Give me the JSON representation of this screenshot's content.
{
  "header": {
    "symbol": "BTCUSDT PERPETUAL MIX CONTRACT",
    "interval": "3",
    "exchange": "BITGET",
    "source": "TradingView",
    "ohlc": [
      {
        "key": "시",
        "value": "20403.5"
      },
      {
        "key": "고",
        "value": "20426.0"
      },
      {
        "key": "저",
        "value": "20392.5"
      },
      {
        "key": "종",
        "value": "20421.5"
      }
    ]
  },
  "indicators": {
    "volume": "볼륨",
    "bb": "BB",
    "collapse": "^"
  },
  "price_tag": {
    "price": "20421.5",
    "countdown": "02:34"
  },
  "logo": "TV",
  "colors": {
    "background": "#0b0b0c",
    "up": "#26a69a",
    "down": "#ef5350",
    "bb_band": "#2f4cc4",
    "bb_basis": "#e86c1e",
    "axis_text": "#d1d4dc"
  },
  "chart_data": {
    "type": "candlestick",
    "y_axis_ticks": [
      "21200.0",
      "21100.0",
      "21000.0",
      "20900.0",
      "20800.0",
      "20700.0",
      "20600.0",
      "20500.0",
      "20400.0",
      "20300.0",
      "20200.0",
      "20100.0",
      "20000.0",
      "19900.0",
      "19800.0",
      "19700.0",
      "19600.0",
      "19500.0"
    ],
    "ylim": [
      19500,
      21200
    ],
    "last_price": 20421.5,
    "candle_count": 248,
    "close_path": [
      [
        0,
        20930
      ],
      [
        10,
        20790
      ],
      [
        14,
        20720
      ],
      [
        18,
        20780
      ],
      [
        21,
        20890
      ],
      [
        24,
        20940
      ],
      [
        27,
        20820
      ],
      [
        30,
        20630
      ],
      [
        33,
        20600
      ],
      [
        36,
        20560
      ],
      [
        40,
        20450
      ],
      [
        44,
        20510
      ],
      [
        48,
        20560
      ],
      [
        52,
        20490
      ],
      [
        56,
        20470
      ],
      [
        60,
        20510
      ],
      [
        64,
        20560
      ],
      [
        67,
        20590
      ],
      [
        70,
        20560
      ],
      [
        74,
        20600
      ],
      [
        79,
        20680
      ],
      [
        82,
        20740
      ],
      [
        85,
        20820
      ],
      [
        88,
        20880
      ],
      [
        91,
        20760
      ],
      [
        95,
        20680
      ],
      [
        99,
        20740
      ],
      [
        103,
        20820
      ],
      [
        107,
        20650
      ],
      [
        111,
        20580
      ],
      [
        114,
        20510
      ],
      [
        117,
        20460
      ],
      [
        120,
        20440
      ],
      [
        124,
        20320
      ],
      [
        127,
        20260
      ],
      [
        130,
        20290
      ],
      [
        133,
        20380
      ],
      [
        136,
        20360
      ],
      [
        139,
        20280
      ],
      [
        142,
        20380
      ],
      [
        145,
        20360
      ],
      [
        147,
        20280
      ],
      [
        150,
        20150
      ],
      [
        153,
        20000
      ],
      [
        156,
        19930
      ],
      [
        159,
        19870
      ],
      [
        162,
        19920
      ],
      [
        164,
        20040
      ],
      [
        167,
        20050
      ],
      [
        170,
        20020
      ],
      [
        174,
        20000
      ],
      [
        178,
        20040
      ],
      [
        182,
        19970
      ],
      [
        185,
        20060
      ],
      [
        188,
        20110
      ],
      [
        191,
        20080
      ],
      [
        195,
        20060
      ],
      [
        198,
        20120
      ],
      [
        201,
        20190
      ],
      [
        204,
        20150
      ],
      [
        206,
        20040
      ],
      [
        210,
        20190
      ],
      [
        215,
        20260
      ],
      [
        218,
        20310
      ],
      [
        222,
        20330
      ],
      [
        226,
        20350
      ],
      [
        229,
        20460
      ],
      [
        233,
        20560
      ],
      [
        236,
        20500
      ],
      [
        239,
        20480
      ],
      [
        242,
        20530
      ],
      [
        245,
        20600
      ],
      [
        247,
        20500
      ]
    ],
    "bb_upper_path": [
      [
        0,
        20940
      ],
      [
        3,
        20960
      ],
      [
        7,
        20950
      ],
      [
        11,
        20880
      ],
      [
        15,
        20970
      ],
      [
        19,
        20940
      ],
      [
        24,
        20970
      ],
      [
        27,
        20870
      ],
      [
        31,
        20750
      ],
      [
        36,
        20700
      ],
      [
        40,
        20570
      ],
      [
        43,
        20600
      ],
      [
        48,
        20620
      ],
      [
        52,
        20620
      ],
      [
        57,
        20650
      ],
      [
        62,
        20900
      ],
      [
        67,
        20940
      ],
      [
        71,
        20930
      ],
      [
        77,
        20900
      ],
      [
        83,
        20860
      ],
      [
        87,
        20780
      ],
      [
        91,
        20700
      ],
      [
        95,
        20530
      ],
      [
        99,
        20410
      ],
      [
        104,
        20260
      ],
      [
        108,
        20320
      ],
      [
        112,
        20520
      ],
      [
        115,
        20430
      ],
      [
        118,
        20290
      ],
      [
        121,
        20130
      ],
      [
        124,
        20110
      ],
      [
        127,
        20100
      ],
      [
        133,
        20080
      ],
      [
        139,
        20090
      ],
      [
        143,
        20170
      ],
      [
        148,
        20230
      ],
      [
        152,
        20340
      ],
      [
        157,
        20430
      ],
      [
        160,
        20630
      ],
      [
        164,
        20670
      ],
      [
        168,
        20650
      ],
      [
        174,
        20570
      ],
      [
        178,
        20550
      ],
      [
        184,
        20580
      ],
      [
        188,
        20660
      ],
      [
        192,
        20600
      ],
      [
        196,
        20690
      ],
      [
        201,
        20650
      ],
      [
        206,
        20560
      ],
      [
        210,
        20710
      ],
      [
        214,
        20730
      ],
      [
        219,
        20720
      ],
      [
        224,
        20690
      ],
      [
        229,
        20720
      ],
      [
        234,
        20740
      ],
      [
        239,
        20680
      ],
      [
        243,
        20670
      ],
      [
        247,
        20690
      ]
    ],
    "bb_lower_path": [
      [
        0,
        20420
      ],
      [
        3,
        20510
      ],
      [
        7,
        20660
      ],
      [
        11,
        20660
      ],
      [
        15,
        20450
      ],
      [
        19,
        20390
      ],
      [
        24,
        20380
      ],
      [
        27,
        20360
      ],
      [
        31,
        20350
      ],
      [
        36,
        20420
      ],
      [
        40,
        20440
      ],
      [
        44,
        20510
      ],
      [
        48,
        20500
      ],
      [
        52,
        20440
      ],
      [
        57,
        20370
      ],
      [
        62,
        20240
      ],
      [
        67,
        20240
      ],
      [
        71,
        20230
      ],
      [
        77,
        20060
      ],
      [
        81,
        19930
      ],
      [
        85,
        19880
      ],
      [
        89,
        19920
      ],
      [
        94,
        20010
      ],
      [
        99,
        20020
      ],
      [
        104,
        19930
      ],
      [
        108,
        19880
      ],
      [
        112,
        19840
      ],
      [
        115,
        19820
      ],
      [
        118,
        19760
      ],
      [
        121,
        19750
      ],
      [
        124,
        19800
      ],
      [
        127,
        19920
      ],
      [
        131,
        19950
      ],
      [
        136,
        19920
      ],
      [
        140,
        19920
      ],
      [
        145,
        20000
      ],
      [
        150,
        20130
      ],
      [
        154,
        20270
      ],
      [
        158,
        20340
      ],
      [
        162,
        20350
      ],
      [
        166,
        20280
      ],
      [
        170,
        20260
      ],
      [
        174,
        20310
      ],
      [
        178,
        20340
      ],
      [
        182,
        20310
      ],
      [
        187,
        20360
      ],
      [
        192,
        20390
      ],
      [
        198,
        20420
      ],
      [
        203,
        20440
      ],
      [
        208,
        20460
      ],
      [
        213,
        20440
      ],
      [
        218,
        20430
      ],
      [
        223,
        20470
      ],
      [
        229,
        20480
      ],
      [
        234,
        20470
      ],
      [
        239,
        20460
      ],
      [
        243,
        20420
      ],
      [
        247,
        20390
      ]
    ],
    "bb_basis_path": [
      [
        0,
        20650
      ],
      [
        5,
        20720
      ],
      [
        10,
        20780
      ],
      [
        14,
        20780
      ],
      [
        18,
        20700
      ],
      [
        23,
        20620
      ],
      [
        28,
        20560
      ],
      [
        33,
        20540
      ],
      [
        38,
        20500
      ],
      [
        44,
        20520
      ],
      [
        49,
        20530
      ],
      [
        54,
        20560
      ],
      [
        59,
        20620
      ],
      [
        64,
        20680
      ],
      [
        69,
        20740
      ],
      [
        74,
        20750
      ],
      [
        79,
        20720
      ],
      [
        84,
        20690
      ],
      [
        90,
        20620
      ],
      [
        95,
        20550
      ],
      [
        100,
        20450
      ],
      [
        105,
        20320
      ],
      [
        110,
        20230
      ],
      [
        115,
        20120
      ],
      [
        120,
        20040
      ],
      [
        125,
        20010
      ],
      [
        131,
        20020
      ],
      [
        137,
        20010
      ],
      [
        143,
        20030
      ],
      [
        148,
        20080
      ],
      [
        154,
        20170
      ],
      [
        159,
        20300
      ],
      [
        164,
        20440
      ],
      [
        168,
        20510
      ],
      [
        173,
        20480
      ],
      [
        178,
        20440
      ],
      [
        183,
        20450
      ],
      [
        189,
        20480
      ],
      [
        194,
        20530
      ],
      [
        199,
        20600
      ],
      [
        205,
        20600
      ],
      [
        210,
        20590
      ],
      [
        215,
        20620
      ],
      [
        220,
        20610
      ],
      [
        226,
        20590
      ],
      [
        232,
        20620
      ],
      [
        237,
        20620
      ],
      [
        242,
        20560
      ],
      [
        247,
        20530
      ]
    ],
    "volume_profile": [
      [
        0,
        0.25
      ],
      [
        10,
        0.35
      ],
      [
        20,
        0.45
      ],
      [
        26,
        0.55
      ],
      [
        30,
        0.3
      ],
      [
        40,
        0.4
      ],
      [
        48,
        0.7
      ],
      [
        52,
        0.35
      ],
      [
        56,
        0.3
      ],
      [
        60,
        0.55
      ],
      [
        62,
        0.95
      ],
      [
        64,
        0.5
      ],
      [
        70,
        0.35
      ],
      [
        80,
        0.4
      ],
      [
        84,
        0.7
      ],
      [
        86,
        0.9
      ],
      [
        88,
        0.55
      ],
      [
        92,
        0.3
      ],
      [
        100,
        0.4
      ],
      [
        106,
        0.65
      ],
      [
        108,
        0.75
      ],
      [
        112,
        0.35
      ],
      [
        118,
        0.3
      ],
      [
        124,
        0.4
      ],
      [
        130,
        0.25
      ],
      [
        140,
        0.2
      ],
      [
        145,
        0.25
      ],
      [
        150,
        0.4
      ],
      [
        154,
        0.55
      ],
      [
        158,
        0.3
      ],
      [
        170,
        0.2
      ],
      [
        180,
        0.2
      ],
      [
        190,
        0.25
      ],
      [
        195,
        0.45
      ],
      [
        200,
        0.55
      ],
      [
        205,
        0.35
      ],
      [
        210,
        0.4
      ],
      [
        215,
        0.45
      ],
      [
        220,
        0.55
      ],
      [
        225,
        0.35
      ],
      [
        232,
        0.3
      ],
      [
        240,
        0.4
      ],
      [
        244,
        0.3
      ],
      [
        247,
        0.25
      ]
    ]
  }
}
+++
Set exercise »
Return each line in the records that holds the string "value".

Expected output »
        "value": "20403.5"
        "value": "20426.0"
        "value": "20392.5"
        "value": "20421.5"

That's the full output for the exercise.